CONSIGNAS
- A) En el texto sobre el triunfo de Movimiento Semilla, reescribe con mayor brevedad el párrafo que empieza "El partido Movimiento Semilla logró lo impensable" y conserva sus datos principales.
- B) Enumera cada línea de las entradas que contenga la cadena "caret" y cópiala tal cual.

FRAGMENTO PRESENTADO
- - - - - - -

El partido Movimiento Semilla logró lo impensable antes de la primera vuelta electoral: ganar la Presidencia de la República en la primera participación. Este logro se agiganta cuando se sabe que es un partido joven y que impulsó una campaña relativamente austera en materia de recursos, a diferencia de sus contrincantes, Sandra Torres Casanova y Romeo Guerra Lemus, de la Unidad Nacional de la Esperanza (UNE), que realizaron un gasto ostentoso en propaganda y movilización de recurso humano.
Varios de los análisis sobre el sorprendente ascenso de Semilla y de su propuesta presidencial coinciden en que la memoria jugó un rol importante. Al inicio hubo poca atención generalizada al hecho de que Bernardo es hijo de Juan José Aŕevalo Bermejo, un presidente querido y recordado por sus obras y legado. Sin embargo, a medida que avanzó la campaña –en particular la campaña sucia desatada no solo por la propia UNE, sino por los aliados que la misma se procuró en el trayecto–, en esa misma medida, el factor Arévalo, como legado, empezó a ser clave en la conquista de la voluntad social.

- - - - - - -

DATOS PROPORCIONADOS
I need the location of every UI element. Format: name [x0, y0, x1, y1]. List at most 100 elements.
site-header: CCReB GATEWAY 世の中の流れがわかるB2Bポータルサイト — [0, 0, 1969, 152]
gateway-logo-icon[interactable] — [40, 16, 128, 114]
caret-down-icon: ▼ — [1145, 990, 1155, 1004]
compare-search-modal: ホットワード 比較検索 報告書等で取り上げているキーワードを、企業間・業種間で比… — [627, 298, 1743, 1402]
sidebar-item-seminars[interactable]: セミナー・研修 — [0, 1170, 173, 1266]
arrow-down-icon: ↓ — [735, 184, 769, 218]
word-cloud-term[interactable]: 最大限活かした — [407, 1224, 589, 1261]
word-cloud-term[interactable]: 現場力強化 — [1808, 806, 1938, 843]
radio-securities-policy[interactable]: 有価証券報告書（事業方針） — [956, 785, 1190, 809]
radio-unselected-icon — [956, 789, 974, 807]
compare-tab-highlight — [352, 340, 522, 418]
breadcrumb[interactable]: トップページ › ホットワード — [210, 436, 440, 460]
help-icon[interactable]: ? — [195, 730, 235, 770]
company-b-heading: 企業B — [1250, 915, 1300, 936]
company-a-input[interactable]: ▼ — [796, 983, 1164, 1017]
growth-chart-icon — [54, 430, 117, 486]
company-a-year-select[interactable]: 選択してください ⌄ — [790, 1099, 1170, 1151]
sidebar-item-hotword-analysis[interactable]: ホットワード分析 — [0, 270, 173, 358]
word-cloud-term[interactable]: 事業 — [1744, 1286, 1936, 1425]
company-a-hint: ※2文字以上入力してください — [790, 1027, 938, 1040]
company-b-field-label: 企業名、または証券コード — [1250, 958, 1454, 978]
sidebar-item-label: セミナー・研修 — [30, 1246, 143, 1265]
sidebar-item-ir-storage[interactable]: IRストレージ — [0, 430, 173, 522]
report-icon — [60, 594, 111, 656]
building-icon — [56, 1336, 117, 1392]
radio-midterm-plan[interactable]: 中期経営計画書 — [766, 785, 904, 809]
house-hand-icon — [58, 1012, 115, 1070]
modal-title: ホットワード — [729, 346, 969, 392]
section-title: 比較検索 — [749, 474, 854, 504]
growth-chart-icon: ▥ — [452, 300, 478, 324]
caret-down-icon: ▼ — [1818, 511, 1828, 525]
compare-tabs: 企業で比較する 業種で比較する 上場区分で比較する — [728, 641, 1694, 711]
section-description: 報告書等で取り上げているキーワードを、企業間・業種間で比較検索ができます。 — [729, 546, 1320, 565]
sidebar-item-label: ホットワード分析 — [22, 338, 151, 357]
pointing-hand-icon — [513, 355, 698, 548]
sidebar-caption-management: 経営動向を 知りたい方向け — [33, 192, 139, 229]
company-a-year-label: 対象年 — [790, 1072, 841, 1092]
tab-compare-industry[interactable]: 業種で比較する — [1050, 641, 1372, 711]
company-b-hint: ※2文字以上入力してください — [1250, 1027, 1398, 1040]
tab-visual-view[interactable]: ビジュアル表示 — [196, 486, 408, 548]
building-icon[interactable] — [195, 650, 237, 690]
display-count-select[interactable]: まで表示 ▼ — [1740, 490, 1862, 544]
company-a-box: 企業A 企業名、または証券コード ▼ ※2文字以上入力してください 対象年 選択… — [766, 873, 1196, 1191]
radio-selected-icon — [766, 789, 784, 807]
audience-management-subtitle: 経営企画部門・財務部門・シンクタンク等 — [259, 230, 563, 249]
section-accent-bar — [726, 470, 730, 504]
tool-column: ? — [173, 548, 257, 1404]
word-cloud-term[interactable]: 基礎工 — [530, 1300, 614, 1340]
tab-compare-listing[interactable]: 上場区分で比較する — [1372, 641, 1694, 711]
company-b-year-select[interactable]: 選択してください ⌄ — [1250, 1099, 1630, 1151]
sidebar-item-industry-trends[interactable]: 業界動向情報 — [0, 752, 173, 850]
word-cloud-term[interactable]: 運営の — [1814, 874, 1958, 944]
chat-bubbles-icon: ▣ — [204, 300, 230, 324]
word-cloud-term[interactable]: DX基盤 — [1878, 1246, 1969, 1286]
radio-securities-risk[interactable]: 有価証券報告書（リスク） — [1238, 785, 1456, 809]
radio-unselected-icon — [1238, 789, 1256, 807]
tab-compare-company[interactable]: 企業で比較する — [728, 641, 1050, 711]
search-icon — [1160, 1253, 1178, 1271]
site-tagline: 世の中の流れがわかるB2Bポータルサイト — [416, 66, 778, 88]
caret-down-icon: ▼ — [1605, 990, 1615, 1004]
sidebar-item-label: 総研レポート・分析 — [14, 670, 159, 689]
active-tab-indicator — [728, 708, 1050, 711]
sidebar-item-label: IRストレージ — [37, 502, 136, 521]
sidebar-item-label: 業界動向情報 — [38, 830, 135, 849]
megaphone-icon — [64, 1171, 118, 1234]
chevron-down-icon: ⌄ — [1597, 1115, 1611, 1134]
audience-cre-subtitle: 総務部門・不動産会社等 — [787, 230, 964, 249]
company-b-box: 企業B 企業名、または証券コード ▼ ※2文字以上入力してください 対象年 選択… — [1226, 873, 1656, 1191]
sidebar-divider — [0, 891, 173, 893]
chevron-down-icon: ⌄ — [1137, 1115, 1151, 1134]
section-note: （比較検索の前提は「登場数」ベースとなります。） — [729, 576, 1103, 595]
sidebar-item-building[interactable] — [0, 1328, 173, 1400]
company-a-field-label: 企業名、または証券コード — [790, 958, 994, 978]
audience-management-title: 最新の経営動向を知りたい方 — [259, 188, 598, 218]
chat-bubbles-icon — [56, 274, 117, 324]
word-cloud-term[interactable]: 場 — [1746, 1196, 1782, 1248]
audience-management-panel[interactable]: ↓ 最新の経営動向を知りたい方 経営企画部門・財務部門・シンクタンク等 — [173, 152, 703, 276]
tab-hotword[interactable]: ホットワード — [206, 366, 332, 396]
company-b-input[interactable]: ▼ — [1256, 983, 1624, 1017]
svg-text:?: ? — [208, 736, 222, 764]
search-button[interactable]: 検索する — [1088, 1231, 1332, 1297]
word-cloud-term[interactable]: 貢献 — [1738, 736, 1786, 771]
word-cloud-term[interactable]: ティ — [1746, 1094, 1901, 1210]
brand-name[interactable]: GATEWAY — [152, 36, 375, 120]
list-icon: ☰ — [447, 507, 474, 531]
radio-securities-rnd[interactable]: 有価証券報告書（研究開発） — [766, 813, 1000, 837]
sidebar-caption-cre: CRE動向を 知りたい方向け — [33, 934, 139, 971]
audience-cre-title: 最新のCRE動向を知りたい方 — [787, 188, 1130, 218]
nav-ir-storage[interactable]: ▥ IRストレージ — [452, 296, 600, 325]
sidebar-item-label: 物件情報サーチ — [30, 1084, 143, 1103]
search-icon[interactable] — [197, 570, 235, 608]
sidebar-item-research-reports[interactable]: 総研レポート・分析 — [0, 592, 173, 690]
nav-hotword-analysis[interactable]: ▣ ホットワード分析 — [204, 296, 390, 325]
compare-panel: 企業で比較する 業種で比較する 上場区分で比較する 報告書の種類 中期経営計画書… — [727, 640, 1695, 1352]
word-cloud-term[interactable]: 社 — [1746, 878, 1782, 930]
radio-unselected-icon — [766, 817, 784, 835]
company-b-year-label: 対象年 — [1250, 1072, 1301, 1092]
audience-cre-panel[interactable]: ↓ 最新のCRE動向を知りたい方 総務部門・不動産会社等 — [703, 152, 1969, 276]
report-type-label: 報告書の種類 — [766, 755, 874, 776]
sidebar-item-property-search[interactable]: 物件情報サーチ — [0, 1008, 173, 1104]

- - - - - - -

RESPUESTAS POR CONSIGNA
- A) Movimiento Semilla ganó la Presidencia de la República en su primera participación, algo impensable antes de la primera vuelta. El logro crece por ser un partido joven con una campaña relativamente austera. En cambio, Sandra Torres Casanova y Romeo Guerra Lemus, de la UNE, hicieron un gasto ostentoso en propaganda y movilización de recurso humano.

- B)
caret-down-icon: ▼ — [1145, 990, 1155, 1004]
caret-down-icon: ▼ — [1818, 511, 1828, 525]
caret-down-icon: ▼ — [1605, 990, 1615, 1004]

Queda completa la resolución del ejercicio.